⟨
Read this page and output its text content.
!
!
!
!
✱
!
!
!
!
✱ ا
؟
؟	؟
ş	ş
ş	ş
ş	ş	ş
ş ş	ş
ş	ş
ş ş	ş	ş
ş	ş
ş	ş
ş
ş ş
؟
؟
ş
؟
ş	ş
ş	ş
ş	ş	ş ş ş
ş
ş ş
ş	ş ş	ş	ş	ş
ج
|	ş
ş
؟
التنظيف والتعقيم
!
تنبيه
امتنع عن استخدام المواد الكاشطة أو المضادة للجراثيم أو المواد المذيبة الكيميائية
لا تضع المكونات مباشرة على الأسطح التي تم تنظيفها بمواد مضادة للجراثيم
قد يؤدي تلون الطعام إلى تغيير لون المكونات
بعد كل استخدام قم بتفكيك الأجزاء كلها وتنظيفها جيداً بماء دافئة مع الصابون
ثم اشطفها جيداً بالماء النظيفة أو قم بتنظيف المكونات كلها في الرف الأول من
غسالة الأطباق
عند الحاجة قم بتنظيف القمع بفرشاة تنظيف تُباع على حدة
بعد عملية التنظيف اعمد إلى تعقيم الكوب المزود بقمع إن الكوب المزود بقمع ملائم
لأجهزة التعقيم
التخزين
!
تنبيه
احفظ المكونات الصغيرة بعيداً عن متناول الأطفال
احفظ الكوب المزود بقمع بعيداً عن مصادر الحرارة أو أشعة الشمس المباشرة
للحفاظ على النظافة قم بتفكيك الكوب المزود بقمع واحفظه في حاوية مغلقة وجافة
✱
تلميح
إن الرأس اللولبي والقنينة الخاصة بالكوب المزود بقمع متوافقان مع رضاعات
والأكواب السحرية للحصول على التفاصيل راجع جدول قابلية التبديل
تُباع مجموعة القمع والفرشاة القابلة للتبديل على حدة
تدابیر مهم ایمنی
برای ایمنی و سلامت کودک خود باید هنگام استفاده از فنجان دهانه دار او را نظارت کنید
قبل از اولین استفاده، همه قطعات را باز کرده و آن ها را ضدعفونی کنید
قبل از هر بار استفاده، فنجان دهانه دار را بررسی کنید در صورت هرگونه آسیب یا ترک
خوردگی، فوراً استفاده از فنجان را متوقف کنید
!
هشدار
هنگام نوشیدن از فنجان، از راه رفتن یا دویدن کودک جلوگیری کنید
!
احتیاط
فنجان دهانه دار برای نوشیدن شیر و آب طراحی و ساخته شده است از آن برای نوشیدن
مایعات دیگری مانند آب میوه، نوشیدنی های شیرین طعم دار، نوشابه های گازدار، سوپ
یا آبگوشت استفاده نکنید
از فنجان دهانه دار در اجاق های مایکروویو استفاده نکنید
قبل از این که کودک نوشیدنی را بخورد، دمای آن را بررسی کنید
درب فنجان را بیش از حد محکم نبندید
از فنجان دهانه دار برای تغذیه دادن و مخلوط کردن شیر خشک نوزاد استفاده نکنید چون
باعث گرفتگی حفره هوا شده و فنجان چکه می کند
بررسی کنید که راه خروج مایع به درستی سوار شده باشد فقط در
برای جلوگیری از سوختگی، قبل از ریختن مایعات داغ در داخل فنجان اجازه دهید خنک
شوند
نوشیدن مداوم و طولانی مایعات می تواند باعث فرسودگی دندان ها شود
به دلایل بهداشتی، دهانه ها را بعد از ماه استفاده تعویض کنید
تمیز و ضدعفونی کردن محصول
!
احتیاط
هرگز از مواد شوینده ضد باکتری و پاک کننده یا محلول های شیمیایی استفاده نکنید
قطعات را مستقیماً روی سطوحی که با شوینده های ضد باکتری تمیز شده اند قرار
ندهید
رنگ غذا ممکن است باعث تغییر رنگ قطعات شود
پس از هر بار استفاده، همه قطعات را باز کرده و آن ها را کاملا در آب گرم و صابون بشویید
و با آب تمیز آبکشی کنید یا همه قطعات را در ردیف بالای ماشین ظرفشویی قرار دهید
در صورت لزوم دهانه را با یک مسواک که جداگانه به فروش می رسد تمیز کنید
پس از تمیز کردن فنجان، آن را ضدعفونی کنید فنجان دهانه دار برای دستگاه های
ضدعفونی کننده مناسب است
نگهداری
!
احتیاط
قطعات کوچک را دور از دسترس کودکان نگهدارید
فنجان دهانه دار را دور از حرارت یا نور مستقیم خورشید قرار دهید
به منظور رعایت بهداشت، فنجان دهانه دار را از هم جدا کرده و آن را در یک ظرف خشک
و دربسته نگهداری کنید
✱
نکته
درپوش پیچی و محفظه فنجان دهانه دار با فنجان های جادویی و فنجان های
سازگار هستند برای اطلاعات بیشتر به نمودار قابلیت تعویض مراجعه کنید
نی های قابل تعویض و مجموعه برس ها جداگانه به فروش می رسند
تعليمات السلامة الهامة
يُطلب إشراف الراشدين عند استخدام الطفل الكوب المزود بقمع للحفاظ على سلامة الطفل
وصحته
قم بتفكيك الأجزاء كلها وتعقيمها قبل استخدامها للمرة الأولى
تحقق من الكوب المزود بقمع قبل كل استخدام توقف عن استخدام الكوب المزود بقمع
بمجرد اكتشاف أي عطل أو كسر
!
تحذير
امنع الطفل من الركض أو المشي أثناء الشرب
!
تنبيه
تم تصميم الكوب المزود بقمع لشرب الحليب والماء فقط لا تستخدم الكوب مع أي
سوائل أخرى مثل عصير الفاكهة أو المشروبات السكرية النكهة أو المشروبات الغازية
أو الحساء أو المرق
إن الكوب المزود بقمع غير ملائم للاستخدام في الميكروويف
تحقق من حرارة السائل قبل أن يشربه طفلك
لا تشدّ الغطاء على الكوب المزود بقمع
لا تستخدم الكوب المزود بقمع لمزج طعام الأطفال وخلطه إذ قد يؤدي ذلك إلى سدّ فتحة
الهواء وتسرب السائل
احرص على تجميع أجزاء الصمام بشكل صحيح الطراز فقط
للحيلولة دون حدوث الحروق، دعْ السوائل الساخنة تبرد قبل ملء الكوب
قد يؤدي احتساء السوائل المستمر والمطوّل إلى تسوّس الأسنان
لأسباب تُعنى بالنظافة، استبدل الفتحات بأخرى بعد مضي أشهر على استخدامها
⟩
GIVEN PROBLEM »
Show, from the listing above, each line that contains the word "کننده".

COMPLETED EXERCISE »
هرگز از مواد شوینده ضد باکتری و پاک کننده یا محلول های شیمیایی استفاده نکنید
ضدعفونی کننده مناسب است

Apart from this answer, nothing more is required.